The exercise asks you to copy every line below in which "American" appears.

** begin **

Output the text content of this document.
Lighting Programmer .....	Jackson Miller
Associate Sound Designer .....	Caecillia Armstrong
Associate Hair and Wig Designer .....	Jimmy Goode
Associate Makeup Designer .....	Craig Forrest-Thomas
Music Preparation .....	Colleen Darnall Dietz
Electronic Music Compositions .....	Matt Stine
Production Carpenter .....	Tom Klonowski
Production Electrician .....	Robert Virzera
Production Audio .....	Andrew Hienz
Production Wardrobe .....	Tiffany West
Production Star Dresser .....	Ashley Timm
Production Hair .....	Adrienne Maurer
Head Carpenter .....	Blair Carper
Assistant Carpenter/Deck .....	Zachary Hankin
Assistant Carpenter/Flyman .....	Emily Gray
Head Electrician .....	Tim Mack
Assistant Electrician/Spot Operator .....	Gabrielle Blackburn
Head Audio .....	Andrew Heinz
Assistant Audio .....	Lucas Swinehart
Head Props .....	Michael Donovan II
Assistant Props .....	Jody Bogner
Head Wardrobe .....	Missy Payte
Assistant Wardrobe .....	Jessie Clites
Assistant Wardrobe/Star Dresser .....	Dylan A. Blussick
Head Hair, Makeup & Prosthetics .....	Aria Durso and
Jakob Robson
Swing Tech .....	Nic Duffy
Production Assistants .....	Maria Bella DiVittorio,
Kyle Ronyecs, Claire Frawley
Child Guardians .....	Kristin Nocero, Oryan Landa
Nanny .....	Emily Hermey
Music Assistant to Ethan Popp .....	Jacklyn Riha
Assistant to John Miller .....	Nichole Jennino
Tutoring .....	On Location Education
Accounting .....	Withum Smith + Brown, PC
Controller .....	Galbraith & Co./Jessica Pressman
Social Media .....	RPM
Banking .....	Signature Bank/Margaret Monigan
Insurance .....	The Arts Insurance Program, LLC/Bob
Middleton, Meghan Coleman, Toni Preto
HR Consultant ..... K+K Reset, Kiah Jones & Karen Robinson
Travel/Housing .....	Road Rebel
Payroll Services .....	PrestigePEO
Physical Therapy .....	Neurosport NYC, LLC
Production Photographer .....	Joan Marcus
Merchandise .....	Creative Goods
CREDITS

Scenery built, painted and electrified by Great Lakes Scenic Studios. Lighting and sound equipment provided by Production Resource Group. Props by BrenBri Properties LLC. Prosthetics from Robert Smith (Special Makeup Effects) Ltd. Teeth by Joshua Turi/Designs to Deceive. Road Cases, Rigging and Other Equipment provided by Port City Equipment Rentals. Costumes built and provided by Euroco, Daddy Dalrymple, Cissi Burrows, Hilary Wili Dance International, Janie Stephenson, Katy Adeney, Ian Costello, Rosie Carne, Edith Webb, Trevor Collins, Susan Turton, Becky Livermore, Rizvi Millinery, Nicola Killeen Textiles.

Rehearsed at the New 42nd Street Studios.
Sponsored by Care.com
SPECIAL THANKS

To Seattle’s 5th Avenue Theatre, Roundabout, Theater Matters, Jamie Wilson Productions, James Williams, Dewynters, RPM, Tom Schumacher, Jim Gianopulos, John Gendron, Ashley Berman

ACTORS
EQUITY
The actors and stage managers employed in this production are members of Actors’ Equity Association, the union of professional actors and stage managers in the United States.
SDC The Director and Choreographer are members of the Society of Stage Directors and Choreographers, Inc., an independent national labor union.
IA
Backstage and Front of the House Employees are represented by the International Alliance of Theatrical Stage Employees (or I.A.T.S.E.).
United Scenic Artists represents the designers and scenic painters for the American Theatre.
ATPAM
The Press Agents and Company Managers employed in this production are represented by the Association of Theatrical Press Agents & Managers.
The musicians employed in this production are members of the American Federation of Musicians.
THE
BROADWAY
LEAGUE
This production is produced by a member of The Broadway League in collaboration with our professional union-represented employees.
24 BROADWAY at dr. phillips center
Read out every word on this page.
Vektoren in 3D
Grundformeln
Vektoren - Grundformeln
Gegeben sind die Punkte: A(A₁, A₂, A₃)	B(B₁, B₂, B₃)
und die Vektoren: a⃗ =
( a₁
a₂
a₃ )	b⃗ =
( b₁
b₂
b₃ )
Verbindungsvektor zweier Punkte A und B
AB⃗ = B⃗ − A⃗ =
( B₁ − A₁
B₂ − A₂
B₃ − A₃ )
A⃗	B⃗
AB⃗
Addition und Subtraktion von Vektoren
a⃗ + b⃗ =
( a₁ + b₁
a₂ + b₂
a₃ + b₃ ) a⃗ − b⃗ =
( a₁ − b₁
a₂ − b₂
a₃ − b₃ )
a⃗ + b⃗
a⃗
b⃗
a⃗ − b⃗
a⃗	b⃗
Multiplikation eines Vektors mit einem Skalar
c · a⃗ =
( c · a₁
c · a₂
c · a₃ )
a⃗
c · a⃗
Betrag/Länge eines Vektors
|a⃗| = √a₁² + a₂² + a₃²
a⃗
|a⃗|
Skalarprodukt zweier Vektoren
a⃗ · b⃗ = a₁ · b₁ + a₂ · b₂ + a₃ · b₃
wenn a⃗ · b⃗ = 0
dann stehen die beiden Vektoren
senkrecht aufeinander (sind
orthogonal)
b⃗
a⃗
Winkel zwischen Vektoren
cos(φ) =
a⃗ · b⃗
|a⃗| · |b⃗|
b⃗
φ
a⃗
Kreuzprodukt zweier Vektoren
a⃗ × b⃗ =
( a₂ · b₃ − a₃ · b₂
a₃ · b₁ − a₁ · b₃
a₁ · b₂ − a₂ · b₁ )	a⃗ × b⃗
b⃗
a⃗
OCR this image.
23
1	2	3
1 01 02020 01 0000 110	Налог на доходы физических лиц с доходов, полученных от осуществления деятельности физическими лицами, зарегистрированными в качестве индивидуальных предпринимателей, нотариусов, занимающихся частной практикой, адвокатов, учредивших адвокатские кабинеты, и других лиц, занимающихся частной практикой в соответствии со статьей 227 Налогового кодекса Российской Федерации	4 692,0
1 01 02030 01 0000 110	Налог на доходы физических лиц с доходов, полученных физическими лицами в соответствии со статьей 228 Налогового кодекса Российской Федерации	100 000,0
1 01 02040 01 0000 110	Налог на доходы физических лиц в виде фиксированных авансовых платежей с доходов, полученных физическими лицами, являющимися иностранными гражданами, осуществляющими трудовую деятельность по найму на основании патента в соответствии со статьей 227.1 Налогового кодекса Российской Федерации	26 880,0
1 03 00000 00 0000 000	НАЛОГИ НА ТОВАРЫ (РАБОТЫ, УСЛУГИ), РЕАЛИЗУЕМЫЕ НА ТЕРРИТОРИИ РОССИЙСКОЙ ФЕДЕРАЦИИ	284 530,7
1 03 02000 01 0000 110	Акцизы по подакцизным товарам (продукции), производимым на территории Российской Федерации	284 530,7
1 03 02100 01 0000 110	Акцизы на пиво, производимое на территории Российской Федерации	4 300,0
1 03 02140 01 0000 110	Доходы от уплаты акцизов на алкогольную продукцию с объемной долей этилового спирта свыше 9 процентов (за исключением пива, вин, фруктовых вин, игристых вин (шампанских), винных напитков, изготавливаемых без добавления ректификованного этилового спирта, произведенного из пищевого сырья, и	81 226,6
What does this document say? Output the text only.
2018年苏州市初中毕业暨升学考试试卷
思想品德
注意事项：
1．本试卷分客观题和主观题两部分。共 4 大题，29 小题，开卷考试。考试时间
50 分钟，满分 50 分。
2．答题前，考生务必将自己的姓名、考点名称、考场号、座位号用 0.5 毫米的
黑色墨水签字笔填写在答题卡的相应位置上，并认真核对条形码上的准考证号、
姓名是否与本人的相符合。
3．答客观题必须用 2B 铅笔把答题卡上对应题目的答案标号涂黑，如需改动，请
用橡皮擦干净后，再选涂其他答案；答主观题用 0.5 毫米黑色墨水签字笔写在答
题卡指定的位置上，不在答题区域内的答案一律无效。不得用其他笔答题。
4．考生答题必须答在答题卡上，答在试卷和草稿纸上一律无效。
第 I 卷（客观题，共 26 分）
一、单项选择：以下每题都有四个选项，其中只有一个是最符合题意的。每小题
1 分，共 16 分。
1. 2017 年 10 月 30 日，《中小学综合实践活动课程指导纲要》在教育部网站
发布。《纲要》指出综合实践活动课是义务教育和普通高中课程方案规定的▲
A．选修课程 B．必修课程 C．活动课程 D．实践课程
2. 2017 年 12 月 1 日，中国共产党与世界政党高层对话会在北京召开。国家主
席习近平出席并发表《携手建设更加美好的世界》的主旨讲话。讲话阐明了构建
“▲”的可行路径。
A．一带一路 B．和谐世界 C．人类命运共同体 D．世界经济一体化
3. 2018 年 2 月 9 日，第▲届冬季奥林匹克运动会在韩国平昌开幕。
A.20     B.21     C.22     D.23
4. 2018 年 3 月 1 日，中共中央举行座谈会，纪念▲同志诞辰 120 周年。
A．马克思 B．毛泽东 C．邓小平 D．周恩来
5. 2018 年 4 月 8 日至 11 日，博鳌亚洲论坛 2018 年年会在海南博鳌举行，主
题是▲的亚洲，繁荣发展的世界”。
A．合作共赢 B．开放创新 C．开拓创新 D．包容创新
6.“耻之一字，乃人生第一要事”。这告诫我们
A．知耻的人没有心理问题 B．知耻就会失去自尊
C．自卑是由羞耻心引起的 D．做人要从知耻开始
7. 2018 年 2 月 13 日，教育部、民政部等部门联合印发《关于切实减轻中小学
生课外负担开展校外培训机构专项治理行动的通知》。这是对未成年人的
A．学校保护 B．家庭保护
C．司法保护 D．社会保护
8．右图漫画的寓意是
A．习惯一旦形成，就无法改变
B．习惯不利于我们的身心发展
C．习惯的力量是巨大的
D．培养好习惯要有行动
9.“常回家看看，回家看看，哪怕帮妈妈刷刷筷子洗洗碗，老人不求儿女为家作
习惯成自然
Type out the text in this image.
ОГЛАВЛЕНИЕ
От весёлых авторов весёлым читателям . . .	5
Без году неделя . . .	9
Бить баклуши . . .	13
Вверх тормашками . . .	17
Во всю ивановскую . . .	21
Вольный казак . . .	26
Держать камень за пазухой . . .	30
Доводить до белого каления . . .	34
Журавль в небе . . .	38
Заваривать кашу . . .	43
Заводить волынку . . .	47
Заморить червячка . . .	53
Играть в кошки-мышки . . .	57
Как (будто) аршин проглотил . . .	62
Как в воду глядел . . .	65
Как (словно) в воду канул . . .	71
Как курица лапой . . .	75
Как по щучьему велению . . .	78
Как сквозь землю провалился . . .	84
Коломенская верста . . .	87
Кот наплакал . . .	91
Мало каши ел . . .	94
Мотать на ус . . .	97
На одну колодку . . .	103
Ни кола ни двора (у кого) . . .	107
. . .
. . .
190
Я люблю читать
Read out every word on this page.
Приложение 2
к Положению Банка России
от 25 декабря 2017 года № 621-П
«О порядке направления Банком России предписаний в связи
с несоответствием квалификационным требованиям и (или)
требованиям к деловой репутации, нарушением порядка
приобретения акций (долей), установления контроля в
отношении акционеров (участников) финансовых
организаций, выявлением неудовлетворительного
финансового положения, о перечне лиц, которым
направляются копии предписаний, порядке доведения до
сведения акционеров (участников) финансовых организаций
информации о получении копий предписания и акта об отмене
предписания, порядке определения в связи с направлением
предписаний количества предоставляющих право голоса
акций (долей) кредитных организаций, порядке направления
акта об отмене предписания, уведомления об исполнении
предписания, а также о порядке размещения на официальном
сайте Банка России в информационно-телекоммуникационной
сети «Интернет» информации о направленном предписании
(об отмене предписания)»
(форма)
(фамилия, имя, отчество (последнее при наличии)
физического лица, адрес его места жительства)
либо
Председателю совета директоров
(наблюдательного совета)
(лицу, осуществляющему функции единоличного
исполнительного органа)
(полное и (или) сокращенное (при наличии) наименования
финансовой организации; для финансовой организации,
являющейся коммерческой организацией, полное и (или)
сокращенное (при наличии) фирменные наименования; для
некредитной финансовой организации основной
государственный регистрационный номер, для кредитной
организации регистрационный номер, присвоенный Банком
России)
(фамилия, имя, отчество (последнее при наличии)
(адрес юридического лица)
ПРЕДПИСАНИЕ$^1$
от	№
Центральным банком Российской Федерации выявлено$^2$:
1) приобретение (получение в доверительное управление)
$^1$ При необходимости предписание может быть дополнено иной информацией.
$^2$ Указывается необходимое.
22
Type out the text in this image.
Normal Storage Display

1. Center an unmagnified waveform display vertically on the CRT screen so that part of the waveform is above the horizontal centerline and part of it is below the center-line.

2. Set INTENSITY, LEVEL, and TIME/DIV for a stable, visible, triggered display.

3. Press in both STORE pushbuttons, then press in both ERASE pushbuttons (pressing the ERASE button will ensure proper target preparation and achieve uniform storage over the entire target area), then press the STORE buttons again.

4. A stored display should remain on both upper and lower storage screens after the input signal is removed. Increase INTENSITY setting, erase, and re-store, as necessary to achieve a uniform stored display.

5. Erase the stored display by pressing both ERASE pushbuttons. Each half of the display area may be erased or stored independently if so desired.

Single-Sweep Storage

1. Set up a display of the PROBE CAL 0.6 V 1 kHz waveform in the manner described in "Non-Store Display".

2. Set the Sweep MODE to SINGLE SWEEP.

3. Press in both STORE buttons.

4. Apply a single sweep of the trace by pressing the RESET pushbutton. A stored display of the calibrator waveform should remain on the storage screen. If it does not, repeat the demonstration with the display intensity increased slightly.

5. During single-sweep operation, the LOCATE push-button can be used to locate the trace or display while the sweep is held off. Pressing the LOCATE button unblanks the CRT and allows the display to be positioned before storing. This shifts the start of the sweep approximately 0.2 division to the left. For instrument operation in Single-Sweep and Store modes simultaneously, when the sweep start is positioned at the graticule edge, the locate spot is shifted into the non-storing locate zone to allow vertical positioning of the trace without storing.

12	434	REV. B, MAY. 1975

** end **

Solution:
United Scenic Artists represents the designers and scenic painters for the American Theatre.
The musicians employed in this production are members of the American Federation of Musicians.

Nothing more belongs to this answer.